Exactly as written, print each record in the listing.

##### Material shown #####

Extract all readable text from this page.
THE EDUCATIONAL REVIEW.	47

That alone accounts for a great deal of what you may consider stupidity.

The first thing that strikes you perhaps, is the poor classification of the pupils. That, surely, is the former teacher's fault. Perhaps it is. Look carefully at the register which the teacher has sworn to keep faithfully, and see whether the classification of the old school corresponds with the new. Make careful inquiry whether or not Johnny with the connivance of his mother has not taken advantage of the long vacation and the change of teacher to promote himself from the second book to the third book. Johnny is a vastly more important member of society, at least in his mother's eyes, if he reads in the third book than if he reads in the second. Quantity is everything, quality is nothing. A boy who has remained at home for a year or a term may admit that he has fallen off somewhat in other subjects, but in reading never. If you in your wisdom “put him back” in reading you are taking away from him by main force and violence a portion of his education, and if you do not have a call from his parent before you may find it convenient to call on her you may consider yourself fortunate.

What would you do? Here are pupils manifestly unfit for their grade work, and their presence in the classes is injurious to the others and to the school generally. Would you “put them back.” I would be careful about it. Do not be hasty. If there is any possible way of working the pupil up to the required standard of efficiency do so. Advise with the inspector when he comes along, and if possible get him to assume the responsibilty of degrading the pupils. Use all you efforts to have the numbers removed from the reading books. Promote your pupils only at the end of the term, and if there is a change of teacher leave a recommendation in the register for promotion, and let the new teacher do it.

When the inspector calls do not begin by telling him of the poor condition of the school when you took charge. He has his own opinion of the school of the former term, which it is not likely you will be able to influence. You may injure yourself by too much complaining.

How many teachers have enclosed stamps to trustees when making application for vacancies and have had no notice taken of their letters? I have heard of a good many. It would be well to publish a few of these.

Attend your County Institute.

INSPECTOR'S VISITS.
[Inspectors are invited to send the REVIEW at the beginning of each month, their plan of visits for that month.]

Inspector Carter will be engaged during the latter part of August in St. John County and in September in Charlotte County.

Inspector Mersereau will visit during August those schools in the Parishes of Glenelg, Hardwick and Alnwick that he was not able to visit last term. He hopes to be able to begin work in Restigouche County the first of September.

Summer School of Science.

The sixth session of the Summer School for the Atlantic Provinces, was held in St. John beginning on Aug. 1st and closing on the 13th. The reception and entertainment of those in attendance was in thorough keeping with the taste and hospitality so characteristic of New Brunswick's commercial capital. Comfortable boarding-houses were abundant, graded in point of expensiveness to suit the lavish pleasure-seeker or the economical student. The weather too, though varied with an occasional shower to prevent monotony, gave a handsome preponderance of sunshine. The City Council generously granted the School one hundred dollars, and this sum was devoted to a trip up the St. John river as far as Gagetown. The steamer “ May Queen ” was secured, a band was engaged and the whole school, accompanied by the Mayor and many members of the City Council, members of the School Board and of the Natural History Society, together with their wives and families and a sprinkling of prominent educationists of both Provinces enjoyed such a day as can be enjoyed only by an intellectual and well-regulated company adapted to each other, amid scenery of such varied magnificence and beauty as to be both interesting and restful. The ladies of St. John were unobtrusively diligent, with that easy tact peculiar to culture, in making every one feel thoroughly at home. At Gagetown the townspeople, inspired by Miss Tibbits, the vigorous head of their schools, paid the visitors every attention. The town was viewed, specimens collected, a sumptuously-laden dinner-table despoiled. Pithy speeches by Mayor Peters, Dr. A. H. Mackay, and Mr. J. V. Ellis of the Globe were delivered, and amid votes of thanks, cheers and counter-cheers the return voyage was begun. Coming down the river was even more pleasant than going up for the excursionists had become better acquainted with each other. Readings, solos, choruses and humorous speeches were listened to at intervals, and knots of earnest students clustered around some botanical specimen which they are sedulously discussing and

#####

> _Written response_:
Extract all readable text from this page.
THE EDUCATIONAL REVIEW.	47

That alone accounts for a great deal of what you may consider stupidity.

The first thing that strikes you perhaps, is the poor classification of the pupils. That, surely, is the former teacher's fault. Perhaps it is. Look carefully at the register which the teacher has sworn to keep faithfully, and see whether the classification of the old school corresponds with the new. Make careful inquiry whether or not Johnny with the connivance of his mother has not taken advantage of the long vacation and the change of teacher to promote himself from the second book to the third book. Johnny is a vastly more important member of society, at least in his mother's eyes, if he reads in the third book than if he reads in the second. Quantity is everything, quality is nothing. A boy who has remained at home for a year or a term may admit that he has fallen off somewhat in other subjects, but in reading never. If you in your wisdom “put him back” in reading you are taking away from him by main force and violence a portion of his education, and if you do not have a call from his parent before you may find it convenient to call on her you may consider yourself fortunate.

What would you do? Here are pupils manifestly unfit for their grade work, and their presence in the classes is injurious to the others and to the school generally. Would you “put them back.” I would be careful about it. Do not be hasty. If there is any possible way of working the pupil up to the required standard of efficiency do so. Advise with the inspector when he comes along, and if possible get him to assume the responsibilty of degrading the pupils. Use all you efforts to have the numbers removed from the reading books. Promote your pupils only at the end of the term, and if there is a change of teacher leave a recommendation in the register for promotion, and let the new teacher do it.

When the inspector calls do not begin by telling him of the poor condition of the school when you took charge. He has his own opinion of the school of the former term, which it is not likely you will be able to influence. You may injure yourself by too much complaining.

How many teachers have enclosed stamps to trustees when making application for vacancies and have had no notice taken of their letters? I have heard of a good many. It would be well to publish a few of these.

Attend your County Institute.

INSPECTOR'S VISITS.
[Inspectors are invited to send the REVIEW at the beginning of each month, their plan of visits for that month.]

Inspector Carter will be engaged during the latter part of August in St. John County and in September in Charlotte County.

Inspector Mersereau will visit during August those schools in the Parishes of Glenelg, Hardwick and Alnwick that he was not able to visit last term. He hopes to be able to begin work in Restigouche County the first of September.

Summer School of Science.

The sixth session of the Summer School for the Atlantic Provinces, was held in St. John beginning on Aug. 1st and closing on the 13th. The reception and entertainment of those in attendance was in thorough keeping with the taste and hospitality so characteristic of New Brunswick's commercial capital. Comfortable boarding-houses were abundant, graded in point of expensiveness to suit the lavish pleasure-seeker or the economical student. The weather too, though varied with an occasional shower to prevent monotony, gave a handsome preponderance of sunshine. The City Council generously granted the School one hundred dollars, and this sum was devoted to a trip up the St. John river as far as Gagetown. The steamer “ May Queen ” was secured, a band was engaged and the whole school, accompanied by the Mayor and many members of the City Council, members of the School Board and of the Natural History Society, together with their wives and families and a sprinkling of prominent educationists of both Provinces enjoyed such a day as can be enjoyed only by an intellectual and well-regulated company adapted to each other, amid scenery of such varied magnificence and beauty as to be both interesting and restful. The ladies of St. John were unobtrusively diligent, with that easy tact peculiar to culture, in making every one feel thoroughly at home. At Gagetown the townspeople, inspired by Miss Tibbits, the vigorous head of their schools, paid the visitors every attention. The town was viewed, specimens collected, a sumptuously-laden dinner-table despoiled. Pithy speeches by Mayor Peters, Dr. A. H. Mackay, and Mr. J. V. Ellis of the Globe were delivered, and amid votes of thanks, cheers and counter-cheers the return voyage was begun. Coming down the river was even more pleasant than going up for the excursionists had become better acquainted with each other. Readings, solos, choruses and humorous speeches were listened to at intervals, and knots of earnest students clustered around some botanical specimen which they are sedulously discussing and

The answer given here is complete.